┌─ DATA SUPPLIED
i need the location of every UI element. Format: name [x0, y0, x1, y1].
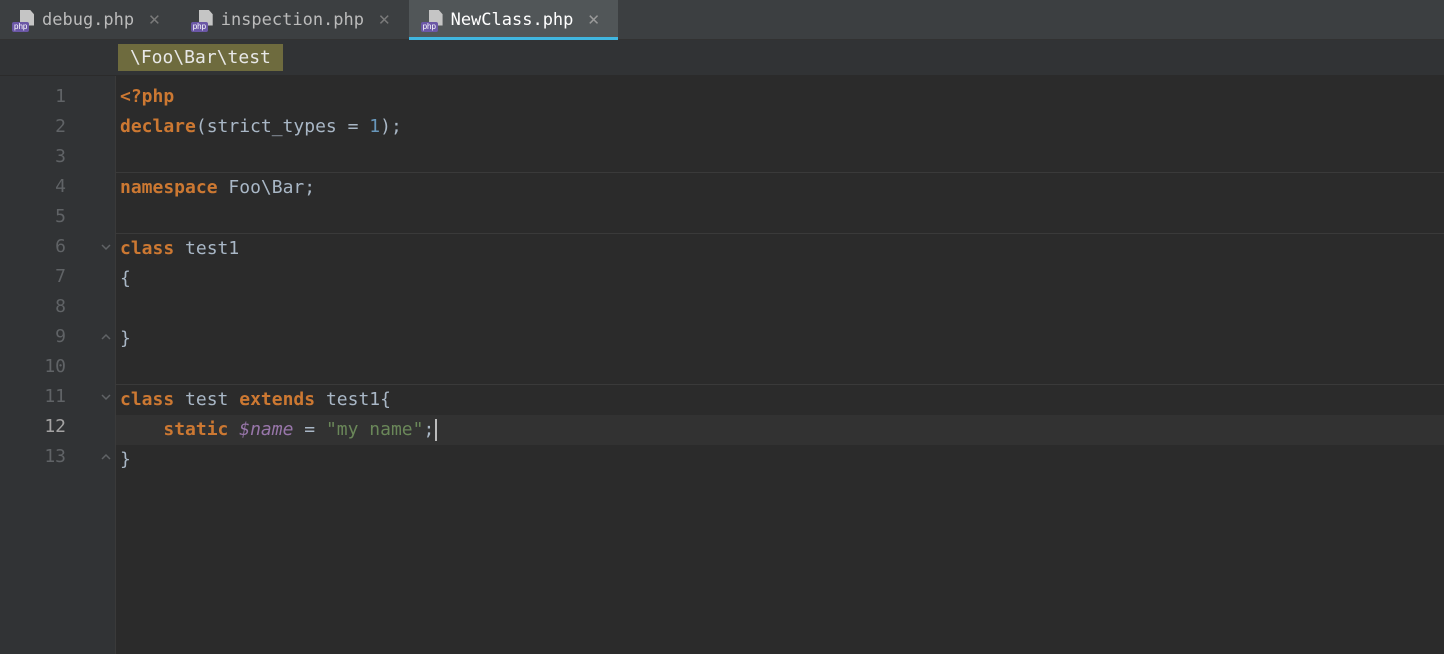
line-number: 2 — [0, 112, 96, 142]
tab-bar: php debug.php ✕ php inspection.php ✕ php… — [0, 0, 1444, 40]
code-line[interactable] — [116, 294, 1444, 324]
tab-newclass[interactable]: php NewClass.php ✕ — [409, 0, 618, 39]
code-line[interactable]: <?php — [116, 82, 1444, 112]
tab-label: inspection.php — [221, 10, 364, 30]
tab-label: debug.php — [42, 10, 134, 30]
editor: 1 2 3 4 5 6 7 8 9 10 11 12 13 — [0, 76, 1444, 654]
line-number: 7 — [0, 262, 96, 292]
line-number: 9 — [0, 322, 96, 352]
code-line[interactable]: namespace Foo\Bar; — [116, 173, 1444, 203]
tab-label: NewClass.php — [451, 10, 574, 30]
php-file-icon: php — [14, 10, 34, 30]
tab-inspection[interactable]: php inspection.php ✕ — [179, 0, 409, 39]
line-number: 11 — [0, 382, 96, 412]
fold-end-icon[interactable] — [96, 322, 115, 352]
php-file-icon: php — [193, 10, 213, 30]
code-line[interactable] — [116, 142, 1444, 172]
line-number: 6 — [0, 232, 96, 262]
fold-strip — [96, 76, 116, 654]
code-line[interactable]: class test1 — [116, 234, 1444, 264]
breadcrumb-bar: \Foo\Bar\test — [0, 40, 1444, 76]
line-number: 3 — [0, 142, 96, 172]
line-number: 4 — [0, 172, 96, 202]
line-number: 8 — [0, 292, 96, 322]
code-line[interactable]: { — [116, 264, 1444, 294]
code-line[interactable]: } — [116, 324, 1444, 354]
line-number: 1 — [0, 82, 96, 112]
line-number: 5 — [0, 202, 96, 232]
close-icon[interactable]: ✕ — [587, 11, 600, 29]
line-number: 13 — [0, 442, 96, 472]
fold-toggle-icon[interactable] — [96, 232, 115, 262]
code-area[interactable]: <?php declare(strict_types = 1); namespa… — [116, 76, 1444, 654]
line-number: 12 — [0, 412, 96, 442]
breadcrumb[interactable]: \Foo\Bar\test — [118, 44, 283, 71]
code-line[interactable]: class test extends test1{ — [116, 385, 1444, 415]
code-line[interactable] — [116, 354, 1444, 384]
code-line[interactable]: declare(strict_types = 1); — [116, 112, 1444, 142]
code-line[interactable]: } — [116, 445, 1444, 475]
fold-end-icon[interactable] — [96, 442, 115, 472]
php-file-icon: php — [423, 10, 443, 30]
gutter: 1 2 3 4 5 6 7 8 9 10 11 12 13 — [0, 76, 96, 654]
fold-toggle-icon[interactable] — [96, 382, 115, 412]
line-number: 10 — [0, 352, 96, 382]
tab-debug[interactable]: php debug.php ✕ — [0, 0, 179, 39]
close-icon[interactable]: ✕ — [148, 11, 161, 29]
code-line[interactable]: static $name = "my name"; — [116, 415, 1444, 445]
text-caret — [435, 419, 437, 441]
code-line[interactable] — [116, 203, 1444, 233]
close-icon[interactable]: ✕ — [378, 11, 391, 29]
└─
= GIVEN TASK =
Please copy the data above line for line, leaving out the pictures.

= RESPONSE TO THIS EXERCISE =
i need the location of every UI element. Format: name [x0, y0, x1, y1].
line-number: 2 — [0, 112, 96, 142]
tab-bar: php debug.php ✕ php inspection.php ✕ php… — [0, 0, 1444, 40]
code-line[interactable] — [116, 294, 1444, 324]
tab-newclass[interactable]: php NewClass.php ✕ — [409, 0, 618, 39]
code-line[interactable]: <?php — [116, 82, 1444, 112]
tab-label: inspection.php — [221, 10, 364, 30]
tab-label: debug.php — [42, 10, 134, 30]
editor: 1 2 3 4 5 6 7 8 9 10 11 12 13 — [0, 76, 1444, 654]
line-number: 7 — [0, 262, 96, 292]
line-number: 9 — [0, 322, 96, 352]
code-line[interactable]: namespace Foo\Bar; — [116, 173, 1444, 203]
tab-label: NewClass.php — [451, 10, 574, 30]
php-file-icon: php — [14, 10, 34, 30]
tab-inspection[interactable]: php inspection.php ✕ — [179, 0, 409, 39]
line-number: 11 — [0, 382, 96, 412]
fold-end-icon[interactable] — [96, 322, 115, 352]
php-file-icon: php — [193, 10, 213, 30]
code-line[interactable] — [116, 142, 1444, 172]
line-number: 6 — [0, 232, 96, 262]
fold-strip — [96, 76, 116, 654]
code-line[interactable]: class test1 — [116, 234, 1444, 264]
breadcrumb-bar: \Foo\Bar\test — [0, 40, 1444, 76]
line-number: 3 — [0, 142, 96, 172]
line-number: 4 — [0, 172, 96, 202]
line-number: 8 — [0, 292, 96, 322]
code-line[interactable]: { — [116, 264, 1444, 294]
code-line[interactable]: } — [116, 324, 1444, 354]
line-number: 1 — [0, 82, 96, 112]
line-number: 5 — [0, 202, 96, 232]
close-icon[interactable]: ✕ — [587, 11, 600, 29]
line-number: 13 — [0, 442, 96, 472]
fold-toggle-icon[interactable] — [96, 232, 115, 262]
code-area[interactable]: <?php declare(strict_types = 1); namespa… — [116, 76, 1444, 654]
line-number: 12 — [0, 412, 96, 442]
breadcrumb[interactable]: \Foo\Bar\test — [118, 44, 283, 71]
code-line[interactable]: class test extends test1{ — [116, 385, 1444, 415]
code-line[interactable] — [116, 354, 1444, 384]
code-line[interactable]: declare(strict_types = 1); — [116, 112, 1444, 142]
code-line[interactable]: } — [116, 445, 1444, 475]
fold-end-icon[interactable] — [96, 442, 115, 472]
php-file-icon: php — [423, 10, 443, 30]
gutter: 1 2 3 4 5 6 7 8 9 10 11 12 13 — [0, 76, 96, 654]
fold-toggle-icon[interactable] — [96, 382, 115, 412]
line-number: 10 — [0, 352, 96, 382]
tab-debug[interactable]: php debug.php ✕ — [0, 0, 179, 39]
close-icon[interactable]: ✕ — [148, 11, 161, 29]
code-line[interactable]: static $name = "my name"; — [116, 415, 1444, 445]
text-caret — [435, 419, 437, 441]
code-line[interactable] — [116, 203, 1444, 233]
close-icon[interactable]: ✕ — [378, 11, 391, 29]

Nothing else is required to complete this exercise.